__The exercise__.
Reproduce all of the material word for word.

__Supplied records__.
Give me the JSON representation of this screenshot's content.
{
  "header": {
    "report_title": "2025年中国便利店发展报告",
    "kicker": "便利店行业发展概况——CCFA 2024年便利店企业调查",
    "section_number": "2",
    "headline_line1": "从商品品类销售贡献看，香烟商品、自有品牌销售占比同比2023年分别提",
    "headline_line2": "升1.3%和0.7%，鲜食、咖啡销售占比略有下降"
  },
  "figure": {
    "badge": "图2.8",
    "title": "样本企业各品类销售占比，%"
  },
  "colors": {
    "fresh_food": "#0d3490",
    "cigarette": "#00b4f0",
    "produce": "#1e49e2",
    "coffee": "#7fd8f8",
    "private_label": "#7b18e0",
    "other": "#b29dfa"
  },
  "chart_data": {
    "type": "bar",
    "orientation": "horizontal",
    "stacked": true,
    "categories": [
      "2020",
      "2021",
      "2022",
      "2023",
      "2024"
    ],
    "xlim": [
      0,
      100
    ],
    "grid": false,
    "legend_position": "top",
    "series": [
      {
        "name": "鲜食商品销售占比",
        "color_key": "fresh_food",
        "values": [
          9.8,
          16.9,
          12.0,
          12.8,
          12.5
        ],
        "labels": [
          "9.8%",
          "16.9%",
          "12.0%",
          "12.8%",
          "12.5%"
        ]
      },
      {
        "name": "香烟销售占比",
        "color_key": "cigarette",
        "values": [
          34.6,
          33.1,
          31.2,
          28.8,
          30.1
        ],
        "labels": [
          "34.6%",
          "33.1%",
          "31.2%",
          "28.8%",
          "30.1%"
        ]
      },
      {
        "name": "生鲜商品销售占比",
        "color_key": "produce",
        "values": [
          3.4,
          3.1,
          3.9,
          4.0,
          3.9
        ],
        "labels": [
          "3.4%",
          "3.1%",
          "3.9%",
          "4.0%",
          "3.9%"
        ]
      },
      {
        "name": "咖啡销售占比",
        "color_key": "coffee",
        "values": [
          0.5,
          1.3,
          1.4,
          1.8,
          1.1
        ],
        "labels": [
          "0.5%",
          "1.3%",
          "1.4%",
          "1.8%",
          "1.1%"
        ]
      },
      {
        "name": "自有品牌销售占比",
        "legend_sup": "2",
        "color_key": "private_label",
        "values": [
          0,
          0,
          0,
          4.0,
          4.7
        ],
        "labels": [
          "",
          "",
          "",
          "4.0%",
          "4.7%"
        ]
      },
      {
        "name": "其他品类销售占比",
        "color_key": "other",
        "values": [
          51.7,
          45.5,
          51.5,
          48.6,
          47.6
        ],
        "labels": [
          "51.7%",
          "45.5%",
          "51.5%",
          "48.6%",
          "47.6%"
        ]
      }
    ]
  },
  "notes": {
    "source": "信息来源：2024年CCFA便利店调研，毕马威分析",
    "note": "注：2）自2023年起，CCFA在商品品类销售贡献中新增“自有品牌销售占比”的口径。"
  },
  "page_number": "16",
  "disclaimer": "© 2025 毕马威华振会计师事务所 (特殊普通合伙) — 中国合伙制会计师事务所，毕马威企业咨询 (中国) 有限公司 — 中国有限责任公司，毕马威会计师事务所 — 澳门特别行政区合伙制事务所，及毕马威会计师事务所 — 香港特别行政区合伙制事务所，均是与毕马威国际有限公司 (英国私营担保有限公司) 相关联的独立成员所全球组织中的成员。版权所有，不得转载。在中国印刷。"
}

__Task response__.
Give me the JSON representation of this screenshot's content.
{
  "header": {
    "report_title": "2025年中国便利店发展报告",
    "kicker": "便利店行业发展概况——CCFA 2024年便利店企业调查",
    "section_number": "2",
    "headline_line1": "从商品品类销售贡献看，香烟商品、自有品牌销售占比同比2023年分别提",
    "headline_line2": "升1.3%和0.7%，鲜食、咖啡销售占比略有下降"
  },
  "figure": {
    "badge": "图2.8",
    "title": "样本企业各品类销售占比，%"
  },
  "colors": {
    "fresh_food": "#0d3490",
    "cigarette": "#00b4f0",
    "produce": "#1e49e2",
    "coffee": "#7fd8f8",
    "private_label": "#7b18e0",
    "other": "#b29dfa"
  },
  "chart_data": {
    "type": "bar",
    "orientation": "horizontal",
    "stacked": true,
    "categories": [
      "2020",
      "2021",
      "2022",
      "2023",
      "2024"
    ],
    "xlim": [
      0,
      100
    ],
    "grid": false,
    "legend_position": "top",
    "series": [
      {
        "name": "鲜食商品销售占比",
        "color_key": "fresh_food",
        "values": [
          9.8,
          16.9,
          12.0,
          12.8,
          12.5
        ],
        "labels": [
          "9.8%",
          "16.9%",
          "12.0%",
          "12.8%",
          "12.5%"
        ]
      },
      {
        "name": "香烟销售占比",
        "color_key": "cigarette",
        "values": [
          34.6,
          33.1,
          31.2,
          28.8,
          30.1
        ],
        "labels": [
          "34.6%",
          "33.1%",
          "31.2%",
          "28.8%",
          "30.1%"
        ]
      },
      {
        "name": "生鲜商品销售占比",
        "color_key": "produce",
        "values": [
          3.4,
          3.1,
          3.9,
          4.0,
          3.9
        ],
        "labels": [
          "3.4%",
          "3.1%",
          "3.9%",
          "4.0%",
          "3.9%"
        ]
      },
      {
        "name": "咖啡销售占比",
        "color_key": "coffee",
        "values": [
          0.5,
          1.3,
          1.4,
          1.8,
          1.1
        ],
        "labels": [
          "0.5%",
          "1.3%",
          "1.4%",
          "1.8%",
          "1.1%"
        ]
      },
      {
        "name": "自有品牌销售占比",
        "legend_sup": "2",
        "color_key": "private_label",
        "values": [
          0,
          0,
          0,
          4.0,
          4.7
        ],
        "labels": [
          "",
          "",
          "",
          "4.0%",
          "4.7%"
        ]
      },
      {
        "name": "其他品类销售占比",
        "color_key": "other",
        "values": [
          51.7,
          45.5,
          51.5,
          48.6,
          47.6
        ],
        "labels": [
          "51.7%",
          "45.5%",
          "51.5%",
          "48.6%",
          "47.6%"
        ]
      }
    ]
  },
  "notes": {
    "source": "信息来源：2024年CCFA便利店调研，毕马威分析",
    "note": "注：2）自2023年起，CCFA在商品品类销售贡献中新增“自有品牌销售占比”的口径。"
  },
  "page_number": "16",
  "disclaimer": "© 2025 毕马威华振会计师事务所 (特殊普通合伙) — 中国合伙制会计师事务所，毕马威企业咨询 (中国) 有限公司 — 中国有限责任公司，毕马威会计师事务所 — 澳门特别行政区合伙制事务所，及毕马威会计师事务所 — 香港特别行政区合伙制事务所，均是与毕马威国际有限公司 (英国私营担保有限公司) 相关联的独立成员所全球组织中的成员。版权所有，不得转载。在中国印刷。"
}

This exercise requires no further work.